Brano proposto
********************

Al giorno d’oggi avere internet a casa non è più un optional ma una vera e propria necessità. La pandemia ha infatti accelerato il processo di digitalizzazione delle imprese e con lo smart working in moltissimi si trovano oggi a lavorare da casa, avendo di conseguenza bisogno di una linea internet efficiente e veloce. A questo si aggiungono i servizi di streaming, la didattica a distanza e via dicendo, che di fatto hanno spinto moltissime famiglie a cambiare operatore telefonico, per ottenere delle prestazioni superiori.
Qual è però oggi la tecnologia migliore per navigare online? Scopriamolo insieme.
Fibra ottica: la tecnologia più veloce
La fibra ottica oggi è senza dubbio l’opzione migliore per coloro che desiderano avere una connessione internet ad elevate prestazioni in casa. Fortunatamente, la copertura di tale tecnologia è decisamente ampia oggi e riesce a raggiungere la maggior parte del territorio italiano, attraverso tutti gli operatori telefonici più conosciuti. Per trovare la soluzione più vantaggiosa conviene rivolgersi ai comparatori online: scoprire le offerte fibra casa su Facile.it o su altri comparatori online è semplice e consente di risparmiare, approfittando delle promozioni migliori del momento.

********************

Compito
Riprendi il brano sulla connessione internet di casa e proseguilo a partire dalla sua ultima frase. Le righe riportate qui sotto non sono necessarie.

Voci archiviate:
********************

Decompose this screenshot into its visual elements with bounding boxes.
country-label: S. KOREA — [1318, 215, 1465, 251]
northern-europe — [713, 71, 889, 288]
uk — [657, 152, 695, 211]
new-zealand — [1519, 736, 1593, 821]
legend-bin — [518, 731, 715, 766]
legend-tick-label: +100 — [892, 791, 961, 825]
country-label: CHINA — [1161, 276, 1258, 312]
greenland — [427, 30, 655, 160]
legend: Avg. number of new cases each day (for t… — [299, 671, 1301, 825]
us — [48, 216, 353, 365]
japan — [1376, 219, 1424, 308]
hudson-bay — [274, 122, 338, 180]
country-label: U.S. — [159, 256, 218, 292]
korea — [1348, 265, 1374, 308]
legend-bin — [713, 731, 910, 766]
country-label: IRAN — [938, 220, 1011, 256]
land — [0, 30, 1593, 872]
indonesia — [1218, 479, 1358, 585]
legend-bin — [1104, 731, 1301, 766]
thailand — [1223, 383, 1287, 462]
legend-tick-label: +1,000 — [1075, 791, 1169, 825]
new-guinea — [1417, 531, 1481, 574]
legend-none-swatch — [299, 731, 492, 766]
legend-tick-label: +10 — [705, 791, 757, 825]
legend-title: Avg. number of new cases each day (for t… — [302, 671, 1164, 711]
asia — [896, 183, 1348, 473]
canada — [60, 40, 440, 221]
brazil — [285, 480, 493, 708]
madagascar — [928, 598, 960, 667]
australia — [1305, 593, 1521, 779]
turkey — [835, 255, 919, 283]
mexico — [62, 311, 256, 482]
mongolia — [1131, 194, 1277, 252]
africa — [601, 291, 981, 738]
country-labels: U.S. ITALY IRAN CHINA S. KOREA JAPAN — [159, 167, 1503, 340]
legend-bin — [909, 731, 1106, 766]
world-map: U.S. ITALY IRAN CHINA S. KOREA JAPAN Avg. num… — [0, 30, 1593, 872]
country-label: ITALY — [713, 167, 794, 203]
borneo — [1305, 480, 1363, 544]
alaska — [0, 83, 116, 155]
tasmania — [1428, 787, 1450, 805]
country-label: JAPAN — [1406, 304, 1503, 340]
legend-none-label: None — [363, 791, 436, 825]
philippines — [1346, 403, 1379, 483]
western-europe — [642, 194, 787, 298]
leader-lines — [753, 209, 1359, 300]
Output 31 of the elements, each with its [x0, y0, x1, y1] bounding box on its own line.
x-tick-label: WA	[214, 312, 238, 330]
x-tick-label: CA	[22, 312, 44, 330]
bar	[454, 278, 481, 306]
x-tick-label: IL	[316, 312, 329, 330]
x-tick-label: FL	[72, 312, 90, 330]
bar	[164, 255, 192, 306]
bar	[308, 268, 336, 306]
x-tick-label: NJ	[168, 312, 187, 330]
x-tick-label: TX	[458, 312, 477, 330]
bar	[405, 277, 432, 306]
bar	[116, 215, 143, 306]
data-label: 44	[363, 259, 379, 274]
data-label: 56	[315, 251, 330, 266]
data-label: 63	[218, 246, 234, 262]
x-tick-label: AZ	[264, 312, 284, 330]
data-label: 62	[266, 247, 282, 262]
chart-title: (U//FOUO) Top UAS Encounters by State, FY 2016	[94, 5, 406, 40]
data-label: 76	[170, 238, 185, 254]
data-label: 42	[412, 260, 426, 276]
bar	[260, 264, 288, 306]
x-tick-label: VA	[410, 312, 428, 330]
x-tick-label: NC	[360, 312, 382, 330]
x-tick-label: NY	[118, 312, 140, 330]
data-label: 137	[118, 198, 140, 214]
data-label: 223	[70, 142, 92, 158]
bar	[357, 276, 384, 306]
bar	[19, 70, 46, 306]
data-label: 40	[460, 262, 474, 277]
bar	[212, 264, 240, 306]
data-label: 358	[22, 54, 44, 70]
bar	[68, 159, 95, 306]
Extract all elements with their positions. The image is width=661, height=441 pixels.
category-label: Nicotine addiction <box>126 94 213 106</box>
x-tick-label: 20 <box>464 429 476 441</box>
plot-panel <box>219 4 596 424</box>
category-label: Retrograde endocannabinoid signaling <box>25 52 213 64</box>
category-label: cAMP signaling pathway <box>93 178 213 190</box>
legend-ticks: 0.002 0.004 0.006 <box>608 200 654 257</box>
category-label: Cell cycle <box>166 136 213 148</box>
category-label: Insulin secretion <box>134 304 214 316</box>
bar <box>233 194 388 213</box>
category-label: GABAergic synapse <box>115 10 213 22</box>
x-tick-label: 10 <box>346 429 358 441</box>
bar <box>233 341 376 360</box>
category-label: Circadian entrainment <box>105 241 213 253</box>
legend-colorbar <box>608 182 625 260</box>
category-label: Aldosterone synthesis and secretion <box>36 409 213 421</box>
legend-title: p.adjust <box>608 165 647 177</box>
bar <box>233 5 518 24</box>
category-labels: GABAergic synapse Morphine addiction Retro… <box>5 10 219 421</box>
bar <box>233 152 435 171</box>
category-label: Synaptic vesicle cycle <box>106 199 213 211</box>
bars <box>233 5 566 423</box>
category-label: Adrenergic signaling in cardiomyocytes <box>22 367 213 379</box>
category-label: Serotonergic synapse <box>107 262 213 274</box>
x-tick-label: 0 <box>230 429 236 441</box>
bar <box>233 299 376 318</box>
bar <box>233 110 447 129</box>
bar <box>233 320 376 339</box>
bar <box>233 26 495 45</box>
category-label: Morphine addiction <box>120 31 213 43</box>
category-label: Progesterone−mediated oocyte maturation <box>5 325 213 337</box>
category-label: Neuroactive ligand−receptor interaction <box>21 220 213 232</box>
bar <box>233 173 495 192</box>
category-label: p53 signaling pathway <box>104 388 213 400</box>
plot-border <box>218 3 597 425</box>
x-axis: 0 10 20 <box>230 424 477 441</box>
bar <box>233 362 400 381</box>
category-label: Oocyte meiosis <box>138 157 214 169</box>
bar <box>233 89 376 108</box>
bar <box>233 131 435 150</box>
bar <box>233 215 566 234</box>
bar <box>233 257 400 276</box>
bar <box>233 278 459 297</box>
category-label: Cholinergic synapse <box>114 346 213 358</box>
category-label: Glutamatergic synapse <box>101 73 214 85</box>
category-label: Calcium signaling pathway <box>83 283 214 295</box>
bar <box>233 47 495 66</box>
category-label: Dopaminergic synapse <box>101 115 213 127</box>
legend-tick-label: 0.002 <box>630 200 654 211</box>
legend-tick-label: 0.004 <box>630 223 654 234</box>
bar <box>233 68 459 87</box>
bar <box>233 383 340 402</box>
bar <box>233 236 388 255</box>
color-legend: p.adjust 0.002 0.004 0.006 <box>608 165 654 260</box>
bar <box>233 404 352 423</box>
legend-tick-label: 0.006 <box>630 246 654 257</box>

********************

Risposta
È tuttavia importante precisare che esistono due principali tipologie di fibra ottica per la connessione di casa: la FTTC e la FTTH. La prima è in realtà una tecnologia mista, in quanto la fibra ottica reale in questo caso arriva solo fino alla centralina più vicina all’abitazione. Da qui alla casa privata il segnale viaggia ancora attraverso i cavi di rame tipici dell’ADSL dunque la velocità che si può raggiungere è limitata. Cosa ben diversa è invece la FTTH (Fiber To The Home) ossia la fibra ottica pura, in cui il segnale arriva fino all’interno dell’abitazione. Quest’ultima tecnologia è decisamente più performante e la velocità di connessione può arrivare fino ad 1 Gigabit al secondo. Il Ministero dell’Innovazione sta promuovendo la diffusione di tale tecnologia in tutta Italia, dunque saranno sempre di più i comuni coperti nei prossimi mesi.
ADSL: l’alternativa alla fibra ottica
La classica alternativa alla fibra ottica, nei comuni che non sono ancora raggiunti da tale tecnologia, rimane l’ADSL. In questo caso il segnale viaggia attraverso i tradizionali doppini in rame e la velocità media che si può raggiungere è di 20 Megabit. È dunque chiaro che l’ADSL sia decisamente meno performante della fibra ottica e che quest’ultima sia sempre da preferire quando possibile.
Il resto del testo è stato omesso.